§ **DO THIS**:
Keep only the lines where "människor" appears.

── SUPPLIED ENTRIES

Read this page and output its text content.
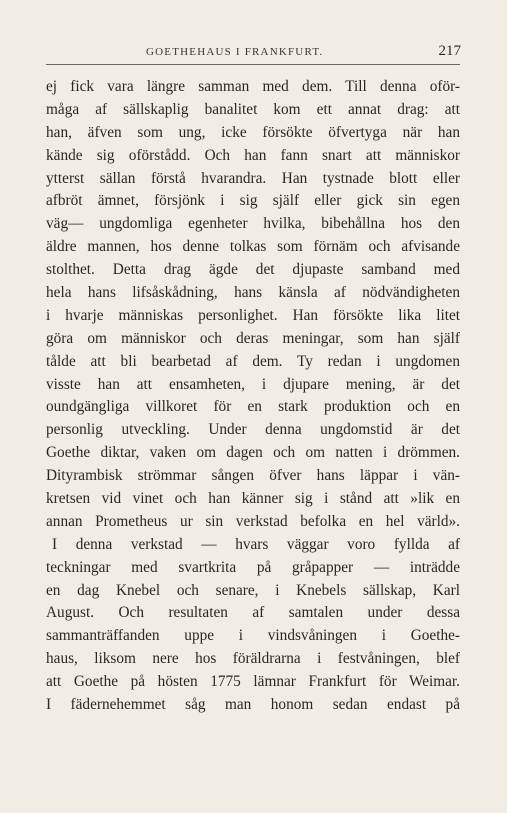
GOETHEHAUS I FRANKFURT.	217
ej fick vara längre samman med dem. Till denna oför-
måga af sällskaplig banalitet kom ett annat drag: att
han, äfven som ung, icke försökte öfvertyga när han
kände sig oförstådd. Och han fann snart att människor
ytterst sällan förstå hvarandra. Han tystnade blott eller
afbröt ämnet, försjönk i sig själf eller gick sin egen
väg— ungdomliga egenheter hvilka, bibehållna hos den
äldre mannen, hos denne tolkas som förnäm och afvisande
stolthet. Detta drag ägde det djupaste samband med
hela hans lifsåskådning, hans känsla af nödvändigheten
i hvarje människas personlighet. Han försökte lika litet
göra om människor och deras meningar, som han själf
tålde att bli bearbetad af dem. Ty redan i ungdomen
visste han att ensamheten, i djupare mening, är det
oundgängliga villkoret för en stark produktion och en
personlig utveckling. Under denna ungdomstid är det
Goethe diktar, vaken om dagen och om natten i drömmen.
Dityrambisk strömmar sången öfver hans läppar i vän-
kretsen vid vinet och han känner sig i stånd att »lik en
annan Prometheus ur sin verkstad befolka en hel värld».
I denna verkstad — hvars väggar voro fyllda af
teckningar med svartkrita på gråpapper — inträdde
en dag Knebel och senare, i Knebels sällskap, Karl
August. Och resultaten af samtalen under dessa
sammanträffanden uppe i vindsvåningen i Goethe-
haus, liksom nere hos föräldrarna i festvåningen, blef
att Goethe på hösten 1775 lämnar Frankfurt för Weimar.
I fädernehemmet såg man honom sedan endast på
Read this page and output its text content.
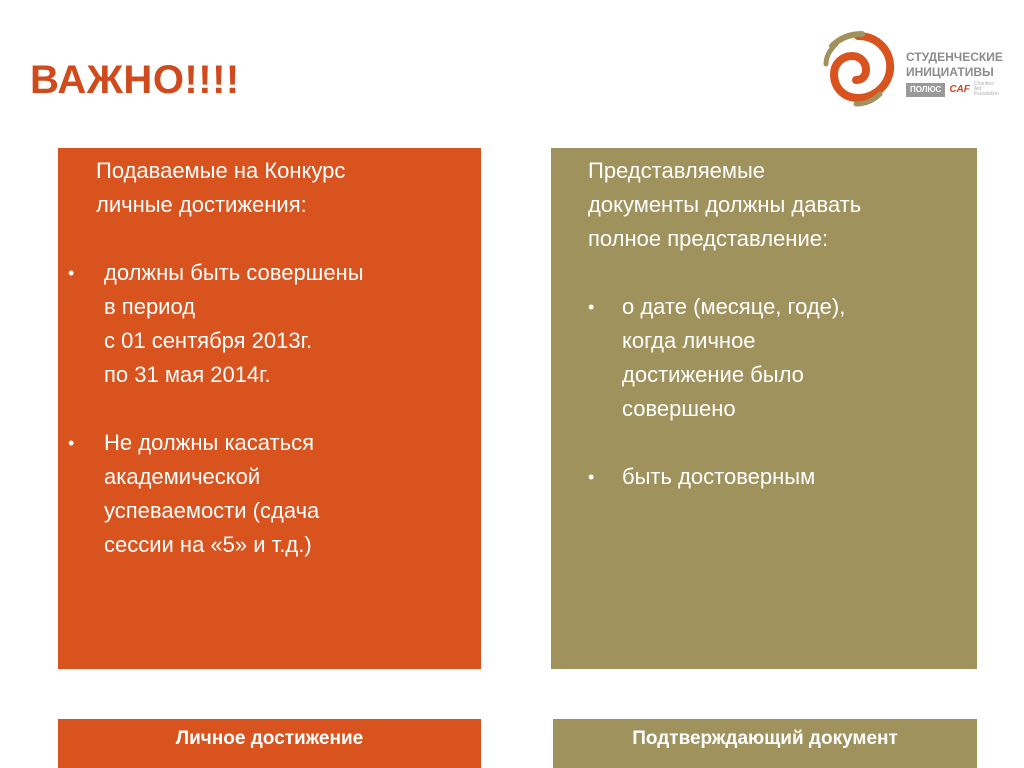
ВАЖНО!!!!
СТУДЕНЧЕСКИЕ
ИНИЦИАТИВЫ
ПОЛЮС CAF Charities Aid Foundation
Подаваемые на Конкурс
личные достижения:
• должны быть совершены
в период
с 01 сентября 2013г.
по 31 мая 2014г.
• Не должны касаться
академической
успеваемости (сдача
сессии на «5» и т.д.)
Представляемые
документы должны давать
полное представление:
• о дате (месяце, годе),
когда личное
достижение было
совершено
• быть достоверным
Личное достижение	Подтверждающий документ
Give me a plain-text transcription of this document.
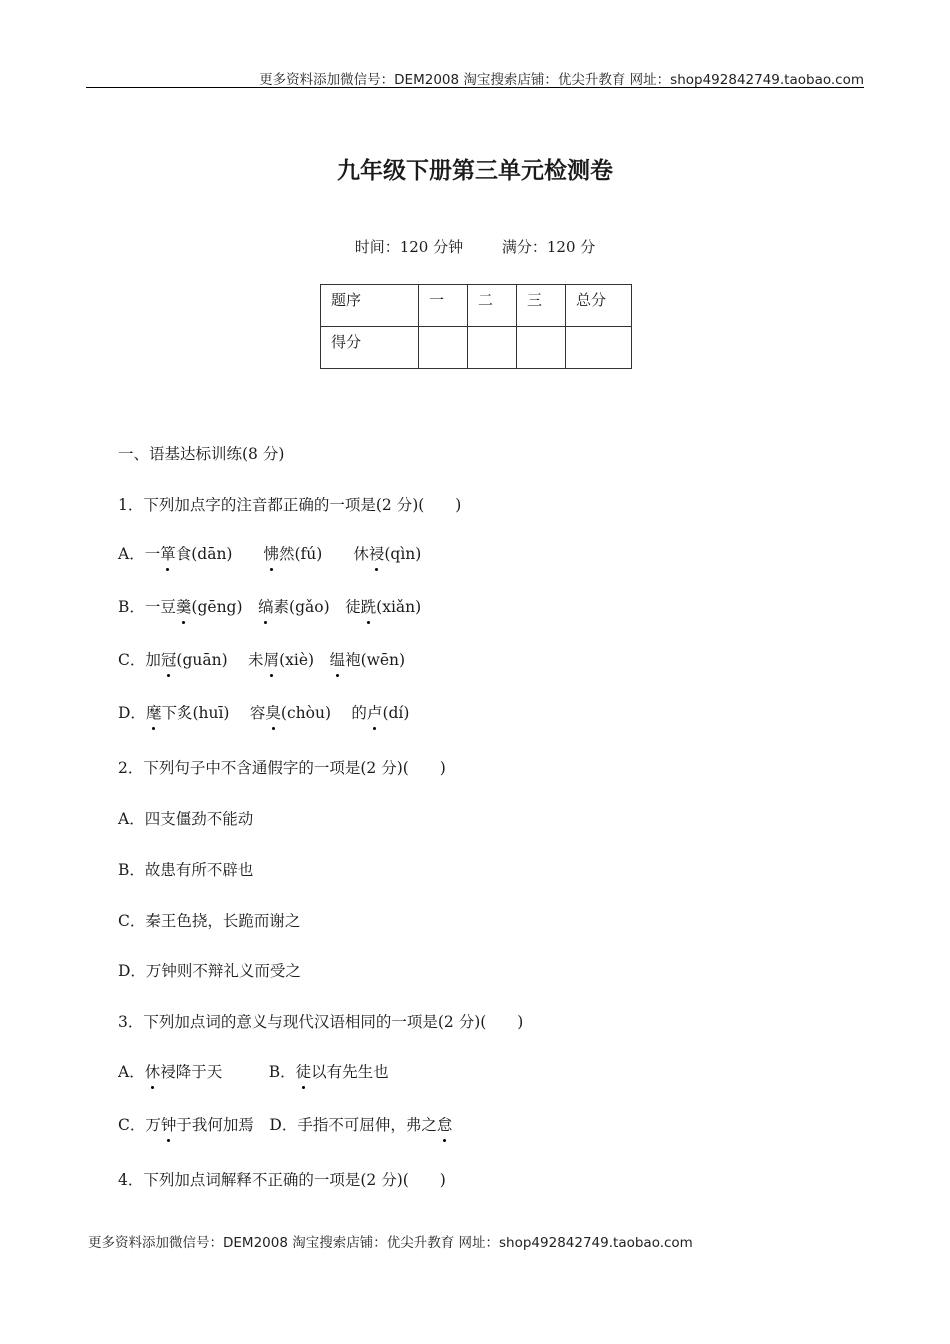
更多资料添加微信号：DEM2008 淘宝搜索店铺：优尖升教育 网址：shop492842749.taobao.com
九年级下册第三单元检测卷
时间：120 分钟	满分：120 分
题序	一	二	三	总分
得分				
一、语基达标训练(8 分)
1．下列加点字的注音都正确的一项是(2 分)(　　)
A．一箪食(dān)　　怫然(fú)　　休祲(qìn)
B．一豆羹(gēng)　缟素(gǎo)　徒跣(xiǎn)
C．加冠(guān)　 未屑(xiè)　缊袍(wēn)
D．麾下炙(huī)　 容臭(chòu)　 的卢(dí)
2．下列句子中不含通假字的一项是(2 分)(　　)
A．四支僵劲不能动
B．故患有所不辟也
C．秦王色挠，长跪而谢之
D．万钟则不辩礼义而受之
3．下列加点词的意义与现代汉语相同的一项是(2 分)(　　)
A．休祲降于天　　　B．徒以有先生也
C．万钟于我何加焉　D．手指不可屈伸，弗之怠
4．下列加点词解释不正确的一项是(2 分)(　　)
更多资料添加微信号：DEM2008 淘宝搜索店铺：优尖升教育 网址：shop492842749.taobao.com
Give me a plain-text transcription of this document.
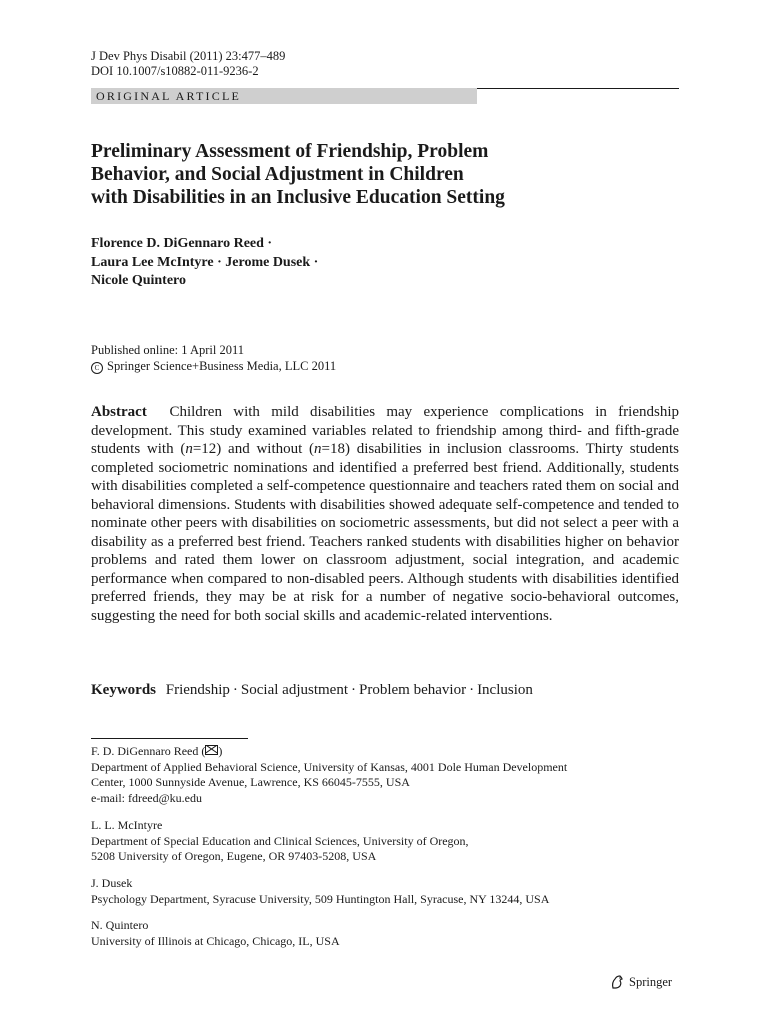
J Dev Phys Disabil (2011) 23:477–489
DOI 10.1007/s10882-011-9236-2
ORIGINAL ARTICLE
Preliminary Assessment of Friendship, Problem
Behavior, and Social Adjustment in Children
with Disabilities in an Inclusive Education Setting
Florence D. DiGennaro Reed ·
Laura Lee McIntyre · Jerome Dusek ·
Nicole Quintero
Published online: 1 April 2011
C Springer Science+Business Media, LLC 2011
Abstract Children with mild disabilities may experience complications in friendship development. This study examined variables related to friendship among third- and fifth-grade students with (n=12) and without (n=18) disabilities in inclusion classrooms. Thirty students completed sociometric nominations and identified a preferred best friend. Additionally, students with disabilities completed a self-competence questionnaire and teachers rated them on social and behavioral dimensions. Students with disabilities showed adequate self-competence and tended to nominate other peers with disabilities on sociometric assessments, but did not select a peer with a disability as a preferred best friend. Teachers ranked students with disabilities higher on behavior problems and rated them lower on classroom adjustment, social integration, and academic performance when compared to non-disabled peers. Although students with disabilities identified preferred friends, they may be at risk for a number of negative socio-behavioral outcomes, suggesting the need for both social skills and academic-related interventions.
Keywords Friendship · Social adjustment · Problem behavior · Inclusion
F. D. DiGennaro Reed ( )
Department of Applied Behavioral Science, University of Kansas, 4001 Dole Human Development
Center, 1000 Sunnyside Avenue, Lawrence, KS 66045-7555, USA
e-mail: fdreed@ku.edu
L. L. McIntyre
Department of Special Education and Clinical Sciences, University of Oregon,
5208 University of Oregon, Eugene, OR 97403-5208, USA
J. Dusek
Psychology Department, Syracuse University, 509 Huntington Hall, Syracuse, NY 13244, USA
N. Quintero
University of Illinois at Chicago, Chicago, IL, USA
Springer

────

§ **RESULT OF THE EXERCISE**:
kände sig oförstådd. Och han fann snart att människor
göra om människor och deras meningar, som han själf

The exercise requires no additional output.